____ Extrait cité

L’Art Jazz Club… Bucarest.
J’ai difficile à retracer mes premiers souvenirs de ce lieu.
Etait-ce déjà lors des concerts de Sorin et Ozana avant leur départ pour l’Angleterre, ou bien avec la création de la troupe Tusu? Ma mémoire flanche. Ma femme s’en souviendrait beaucoup mieux.
Mais je me souviens bien du club comme il l’était avant les transformation qui se sont produites cet été; une cave bétonnée peinte en gris souris, à la décoration plus que sommaire, rehaussée par des expositions de peintres et autres graphistes. La moquette grise pourrie, les petites tables et chaises en bois presque brut, le bar minable, le seul appareil d’air conditionné ne faisant pas face à la quantité malsaine de fumée de cigarette, l’air surchauffé en été, les sempiternelles fuites d’eau dues à des conduites vétustes. L’odeur du moisi mélangée à celles de la cigarette et de la bière… La seule toilette toujours sale, sans papier W.C. et sans serviettes… La chasse étant souvent hors fonctionnement…
Mais… C’est le haut lieu du Jazz à Bucarest…
Tout le monde y est passé; les débutants comme les artistes internationaux.

________
____ Données

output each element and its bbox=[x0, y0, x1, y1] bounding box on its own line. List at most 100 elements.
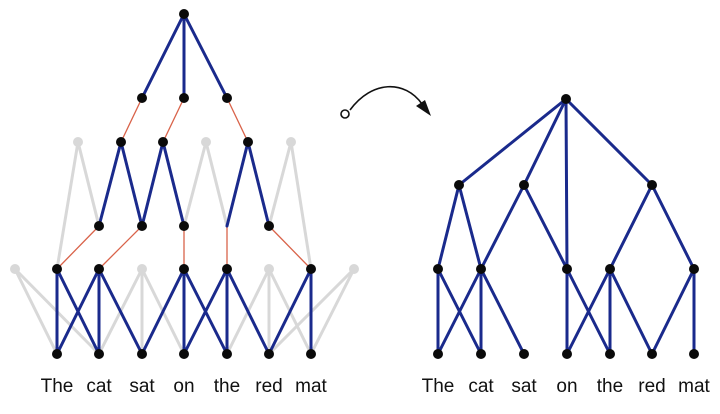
right-edge-17 bbox=[650, 183, 696, 271]
ghost-edge-13 bbox=[204, 140, 229, 228]
right-l1-node-0 bbox=[433, 264, 443, 274]
left-word-3: on bbox=[173, 376, 194, 397]
left-edge-root-2 bbox=[182, 12, 229, 100]
ghost-edge-15 bbox=[289, 140, 313, 271]
left-word-1: cat bbox=[86, 376, 112, 397]
ghost-edge-14 bbox=[267, 140, 293, 228]
left-l4-node-2 bbox=[222, 93, 232, 103]
right-l2-node-1 bbox=[519, 180, 529, 190]
left-word-node-6 bbox=[306, 349, 316, 359]
right-edge-13 bbox=[457, 183, 483, 271]
left-edge-l3-2 bbox=[140, 140, 165, 228]
right-tree: The cat sat on the red mat bbox=[422, 94, 711, 397]
left-word-node-3 bbox=[179, 349, 189, 359]
right-edge-15 bbox=[522, 183, 569, 271]
ghost-node-2 bbox=[264, 264, 274, 274]
right-tree-edges bbox=[436, 97, 696, 356]
left-word-labels: The cat sat on the red mat bbox=[41, 376, 328, 397]
left-l2-node-3 bbox=[264, 221, 274, 231]
right-edge-10 bbox=[650, 267, 696, 356]
right-l1-node-2 bbox=[562, 264, 572, 274]
ghost-node-0 bbox=[10, 264, 20, 274]
left-edge-root-0 bbox=[140, 12, 186, 100]
right-edge-7 bbox=[565, 267, 612, 356]
left-l3-node-1 bbox=[158, 137, 168, 147]
left-l3-node-2 bbox=[243, 137, 253, 147]
right-edge-18 bbox=[457, 97, 568, 187]
right-word-4: the bbox=[597, 376, 623, 397]
right-l2-node-0 bbox=[454, 180, 464, 190]
left-l3-node-0 bbox=[116, 137, 126, 147]
link-edge-7 bbox=[226, 97, 249, 143]
right-edge-21 bbox=[564, 97, 569, 271]
transform-arrow bbox=[340, 85, 431, 119]
ghost-node-3 bbox=[349, 264, 359, 274]
right-word-6: mat bbox=[678, 376, 710, 397]
left-edge-l1-8 bbox=[182, 267, 229, 356]
right-word-2: sat bbox=[511, 376, 537, 397]
link-edge-1 bbox=[98, 225, 143, 270]
right-word-node-6 bbox=[689, 349, 699, 359]
right-edge-9 bbox=[608, 267, 654, 356]
left-edge-l1-11 bbox=[267, 267, 313, 356]
right-l1-node-4 bbox=[689, 264, 699, 274]
link-edge-4 bbox=[268, 225, 312, 270]
ghost-node-1 bbox=[137, 264, 147, 274]
right-word-5: red bbox=[638, 376, 665, 397]
left-l1-node-1 bbox=[94, 264, 104, 274]
left-l2-node-2 bbox=[179, 221, 189, 231]
ghost-edge-8 bbox=[309, 267, 356, 356]
right-word-1: cat bbox=[468, 376, 494, 397]
left-l1-node-6 bbox=[306, 264, 316, 274]
right-edge-12 bbox=[436, 183, 461, 271]
right-edge-2 bbox=[436, 267, 483, 356]
left-edge-l3-1 bbox=[119, 140, 144, 228]
right-word-node-4 bbox=[605, 349, 615, 359]
right-word-labels: The cat sat on the red mat bbox=[422, 376, 711, 397]
right-word-node-0 bbox=[433, 349, 443, 359]
left-tree-nodes bbox=[52, 9, 316, 359]
left-pyramid: The cat sat on the red mat bbox=[10, 9, 359, 397]
link-edge-5 bbox=[120, 97, 143, 143]
right-l2-node-2 bbox=[647, 180, 657, 190]
ghost-node-4 bbox=[73, 137, 83, 147]
ghost-edge-11 bbox=[55, 140, 80, 271]
right-word-0: The bbox=[422, 376, 455, 397]
left-word-node-0 bbox=[52, 349, 62, 359]
arrow-curve bbox=[349, 85, 423, 111]
left-word-4: the bbox=[214, 376, 240, 397]
left-l1-node-4 bbox=[222, 264, 232, 274]
right-root-node bbox=[561, 94, 571, 104]
left-l1-node-0 bbox=[52, 264, 62, 274]
left-edge-l1-5 bbox=[140, 267, 186, 356]
left-edge-l1-10 bbox=[225, 267, 271, 356]
left-edge-l3-3 bbox=[161, 140, 186, 228]
right-word-node-2 bbox=[519, 349, 529, 359]
ghost-edge-12 bbox=[182, 140, 208, 228]
link-edge-0 bbox=[56, 225, 100, 270]
ghost-node-6 bbox=[286, 137, 296, 147]
right-edge-4 bbox=[479, 267, 526, 356]
left-word-2: sat bbox=[129, 376, 155, 397]
left-l2-node-1 bbox=[137, 221, 147, 231]
left-l4-node-1 bbox=[179, 93, 189, 103]
left-tree-edges bbox=[55, 12, 313, 356]
right-edge-19 bbox=[522, 97, 568, 187]
right-l1-node-3 bbox=[605, 264, 615, 274]
left-l2-node-0 bbox=[94, 221, 104, 231]
left-edge-l3-0 bbox=[97, 140, 123, 228]
right-word-node-5 bbox=[647, 349, 657, 359]
left-l4-node-0 bbox=[137, 93, 147, 103]
right-word-node-1 bbox=[476, 349, 486, 359]
left-word-0: The bbox=[41, 376, 74, 397]
right-word-node-3 bbox=[562, 349, 572, 359]
left-word-6: mat bbox=[295, 376, 327, 397]
left-l1-node-3 bbox=[179, 264, 189, 274]
right-word-3: on bbox=[556, 376, 577, 397]
left-word-node-1 bbox=[94, 349, 104, 359]
left-edge-l1-4 bbox=[97, 267, 144, 356]
left-edge-l3-4 bbox=[225, 140, 250, 228]
link-edge-6 bbox=[162, 97, 185, 143]
right-edge-20 bbox=[564, 97, 654, 187]
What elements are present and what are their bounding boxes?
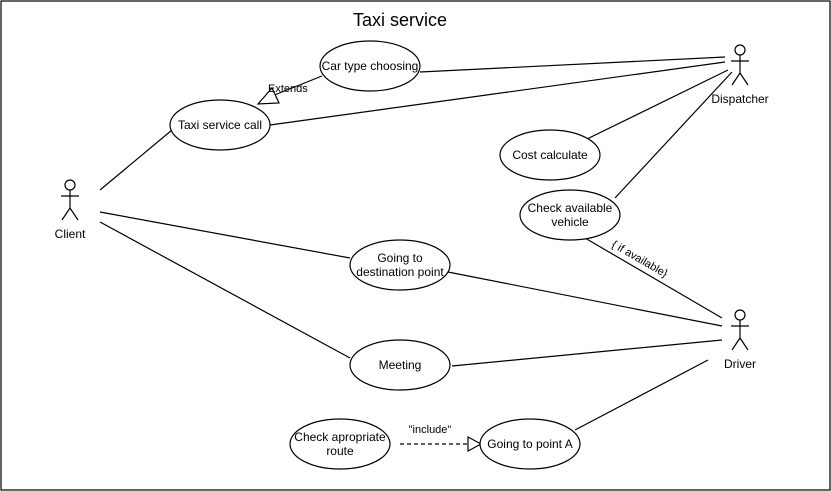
actor-dispatcher-icon bbox=[731, 44, 749, 86]
use-case-check-available-vehicle[interactable]: Check available vehicle bbox=[519, 189, 621, 241]
extends-line bbox=[271, 75, 323, 97]
assoc-check-dispatcher bbox=[614, 71, 733, 199]
svg-text:destination point: destination point bbox=[356, 265, 444, 279]
use-case-meeting[interactable]: Meeting bbox=[349, 339, 451, 391]
use-case-check-route[interactable]: Check apropriate route bbox=[289, 418, 391, 470]
include-arrowhead bbox=[467, 435, 483, 453]
actor-driver[interactable]: Driver bbox=[724, 309, 756, 371]
svg-text:vehicle: vehicle bbox=[551, 215, 589, 229]
assoc-destination-driver bbox=[447, 271, 723, 327]
svg-text:Going to: Going to bbox=[377, 251, 423, 265]
svg-text:route: route bbox=[326, 444, 354, 458]
assoc-check-driver bbox=[584, 237, 723, 319]
assoc-client-taxicall bbox=[99, 129, 173, 191]
svg-text:Check available: Check available bbox=[528, 201, 613, 215]
use-case-going-to-point-a[interactable]: Going to point A bbox=[479, 418, 581, 470]
associations bbox=[99, 56, 733, 431]
svg-text:Car type choosing: Car type choosing bbox=[322, 59, 419, 73]
actor-client[interactable]: Client bbox=[55, 179, 86, 241]
use-case-taxi-service-call[interactable]: Taxi service call bbox=[169, 99, 271, 151]
use-case-car-type-choosing[interactable]: Car type choosing bbox=[319, 40, 421, 92]
actor-dispatcher[interactable]: Dispatcher bbox=[711, 44, 769, 106]
svg-text:Check apropriate: Check apropriate bbox=[294, 430, 386, 444]
actor-client-label: Client bbox=[55, 227, 86, 241]
assoc-cost-dispatcher bbox=[584, 69, 729, 141]
include-label: "include" bbox=[409, 424, 452, 436]
assoc-cartype-dispatcher bbox=[419, 56, 726, 73]
svg-text:Going to point A: Going to point A bbox=[487, 437, 572, 451]
extends-arrowhead bbox=[256, 86, 280, 105]
extends-relation: Extends bbox=[256, 75, 323, 105]
assoc-pointa-driver bbox=[574, 359, 709, 431]
actor-driver-label: Driver bbox=[724, 357, 756, 371]
use-case-cost-calculate[interactable]: Cost calculate bbox=[499, 129, 601, 181]
assoc-taxicall-dispatcher bbox=[269, 61, 726, 126]
diagram-title: Taxi service bbox=[353, 10, 447, 30]
svg-text:Meeting: Meeting bbox=[379, 358, 422, 372]
actor-dispatcher-label: Dispatcher bbox=[711, 92, 768, 106]
assoc-client-destination bbox=[99, 211, 351, 259]
include-relation: "include" bbox=[400, 424, 483, 453]
extends-label: Extends bbox=[268, 83, 308, 95]
actor-client-icon bbox=[61, 179, 79, 221]
assoc-meeting-driver bbox=[451, 339, 723, 367]
use-case-going-to-destination[interactable]: Going to destination point bbox=[349, 239, 451, 291]
svg-text:Taxi service call: Taxi service call bbox=[178, 118, 262, 132]
actor-driver-icon bbox=[731, 309, 749, 351]
assoc-client-meeting bbox=[99, 221, 351, 359]
svg-text:Cost calculate: Cost calculate bbox=[512, 148, 588, 162]
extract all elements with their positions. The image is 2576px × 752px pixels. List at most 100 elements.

________

▶ [Consigne]:
Répondez à ces questions sur le texte sur l'Art Jazz Club :
(a) Pour quel pays Sorin et Ozana sont-ils partis ?
(b) De quelle couleur la cave était-elle peinte avant les transformations de cet été ?
(c) Quels artistes sont passés par le club ?
Les entrées constituent un matériau distinct du texte sur l'Art Jazz Club.

▶ [Solution]:
(a) Pour l'Angleterre.
(b) En gris souris.
(c) Les débutants comme les artistes internationaux.